[Records from a data collection]
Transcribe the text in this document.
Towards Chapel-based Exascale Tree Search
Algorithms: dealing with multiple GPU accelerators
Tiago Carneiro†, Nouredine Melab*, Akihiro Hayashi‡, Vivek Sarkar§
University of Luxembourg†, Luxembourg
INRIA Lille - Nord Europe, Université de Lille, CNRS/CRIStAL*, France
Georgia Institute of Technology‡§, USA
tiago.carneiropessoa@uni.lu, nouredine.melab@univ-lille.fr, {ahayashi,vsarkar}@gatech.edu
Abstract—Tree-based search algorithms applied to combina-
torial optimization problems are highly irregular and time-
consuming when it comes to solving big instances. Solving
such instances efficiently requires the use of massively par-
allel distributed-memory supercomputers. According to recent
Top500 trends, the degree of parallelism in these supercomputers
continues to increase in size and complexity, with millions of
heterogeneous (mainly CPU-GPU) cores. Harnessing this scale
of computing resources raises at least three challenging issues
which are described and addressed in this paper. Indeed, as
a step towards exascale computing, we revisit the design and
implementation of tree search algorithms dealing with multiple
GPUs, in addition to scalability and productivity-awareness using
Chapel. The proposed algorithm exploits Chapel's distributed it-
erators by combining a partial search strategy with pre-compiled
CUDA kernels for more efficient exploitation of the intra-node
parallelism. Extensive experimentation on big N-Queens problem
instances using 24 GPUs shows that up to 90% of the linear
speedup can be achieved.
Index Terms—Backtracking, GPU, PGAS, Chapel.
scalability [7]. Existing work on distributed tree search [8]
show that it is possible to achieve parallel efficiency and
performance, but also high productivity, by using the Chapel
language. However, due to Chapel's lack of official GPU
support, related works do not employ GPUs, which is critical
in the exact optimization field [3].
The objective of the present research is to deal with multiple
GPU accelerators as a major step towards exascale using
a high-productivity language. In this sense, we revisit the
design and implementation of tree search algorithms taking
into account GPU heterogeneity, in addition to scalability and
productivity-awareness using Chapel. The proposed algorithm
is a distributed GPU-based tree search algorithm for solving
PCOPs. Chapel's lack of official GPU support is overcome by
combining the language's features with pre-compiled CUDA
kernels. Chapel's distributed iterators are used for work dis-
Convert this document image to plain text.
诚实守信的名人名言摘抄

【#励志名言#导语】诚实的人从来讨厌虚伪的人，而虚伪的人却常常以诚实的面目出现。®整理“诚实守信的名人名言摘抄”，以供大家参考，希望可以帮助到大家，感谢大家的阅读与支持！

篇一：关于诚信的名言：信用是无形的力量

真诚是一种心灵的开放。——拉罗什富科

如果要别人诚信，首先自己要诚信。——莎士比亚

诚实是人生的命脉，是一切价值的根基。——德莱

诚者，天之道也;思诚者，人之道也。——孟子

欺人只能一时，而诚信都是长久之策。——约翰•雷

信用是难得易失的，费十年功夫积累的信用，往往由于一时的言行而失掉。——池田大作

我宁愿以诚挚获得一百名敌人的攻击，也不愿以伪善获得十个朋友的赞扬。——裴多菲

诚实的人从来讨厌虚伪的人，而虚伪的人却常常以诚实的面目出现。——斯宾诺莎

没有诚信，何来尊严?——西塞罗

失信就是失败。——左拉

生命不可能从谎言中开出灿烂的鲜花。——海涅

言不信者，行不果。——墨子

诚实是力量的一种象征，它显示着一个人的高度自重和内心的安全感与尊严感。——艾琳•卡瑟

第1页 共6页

# GOAL
Repeat each of the entries above precisely as given.

# FULL SOLUTION
Transcribe the text in this document.
Towards Chapel-based Exascale Tree Search
Algorithms: dealing with multiple GPU accelerators
Tiago Carneiro†, Nouredine Melab*, Akihiro Hayashi‡, Vivek Sarkar§
University of Luxembourg†, Luxembourg
INRIA Lille - Nord Europe, Université de Lille, CNRS/CRIStAL*, France
Georgia Institute of Technology‡§, USA
tiago.carneiropessoa@uni.lu, nouredine.melab@univ-lille.fr, {ahayashi,vsarkar}@gatech.edu
Abstract—Tree-based search algorithms applied to combina-
torial optimization problems are highly irregular and time-
consuming when it comes to solving big instances. Solving
such instances efficiently requires the use of massively par-
allel distributed-memory supercomputers. According to recent
Top500 trends, the degree of parallelism in these supercomputers
continues to increase in size and complexity, with millions of
heterogeneous (mainly CPU-GPU) cores. Harnessing this scale
of computing resources raises at least three challenging issues
which are described and addressed in this paper. Indeed, as
a step towards exascale computing, we revisit the design and
implementation of tree search algorithms dealing with multiple
GPUs, in addition to scalability and productivity-awareness using
Chapel. The proposed algorithm exploits Chapel's distributed it-
erators by combining a partial search strategy with pre-compiled
CUDA kernels for more efficient exploitation of the intra-node
parallelism. Extensive experimentation on big N-Queens problem
instances using 24 GPUs shows that up to 90% of the linear
speedup can be achieved.
Index Terms—Backtracking, GPU, PGAS, Chapel.
scalability [7]. Existing work on distributed tree search [8]
show that it is possible to achieve parallel efficiency and
performance, but also high productivity, by using the Chapel
language. However, due to Chapel's lack of official GPU
support, related works do not employ GPUs, which is critical
in the exact optimization field [3].
The objective of the present research is to deal with multiple
GPU accelerators as a major step towards exascale using
a high-productivity language. In this sense, we revisit the
design and implementation of tree search algorithms taking
into account GPU heterogeneity, in addition to scalability and
productivity-awareness using Chapel. The proposed algorithm
is a distributed GPU-based tree search algorithm for solving
PCOPs. Chapel's lack of official GPU support is overcome by
combining the language's features with pre-compiled CUDA
kernels. Chapel's distributed iterators are used for work dis-
Convert this document image to plain text.
诚实守信的名人名言摘抄

【#励志名言#导语】诚实的人从来讨厌虚伪的人，而虚伪的人却常常以诚实的面目出现。®整理“诚实守信的名人名言摘抄”，以供大家参考，希望可以帮助到大家，感谢大家的阅读与支持！

篇一：关于诚信的名言：信用是无形的力量

真诚是一种心灵的开放。——拉罗什富科

如果要别人诚信，首先自己要诚信。——莎士比亚

诚实是人生的命脉，是一切价值的根基。——德莱

诚者，天之道也;思诚者，人之道也。——孟子

欺人只能一时，而诚信都是长久之策。——约翰•雷

信用是难得易失的，费十年功夫积累的信用，往往由于一时的言行而失掉。——池田大作

我宁愿以诚挚获得一百名敌人的攻击，也不愿以伪善获得十个朋友的赞扬。——裴多菲

诚实的人从来讨厌虚伪的人，而虚伪的人却常常以诚实的面目出现。——斯宾诺莎

没有诚信，何来尊严?——西塞罗

失信就是失败。——左拉

生命不可能从谎言中开出灿烂的鲜花。——海涅

言不信者，行不果。——墨子

诚实是力量的一种象征，它显示着一个人的高度自重和内心的安全感与尊严感。——艾琳•卡瑟

第1页 共6页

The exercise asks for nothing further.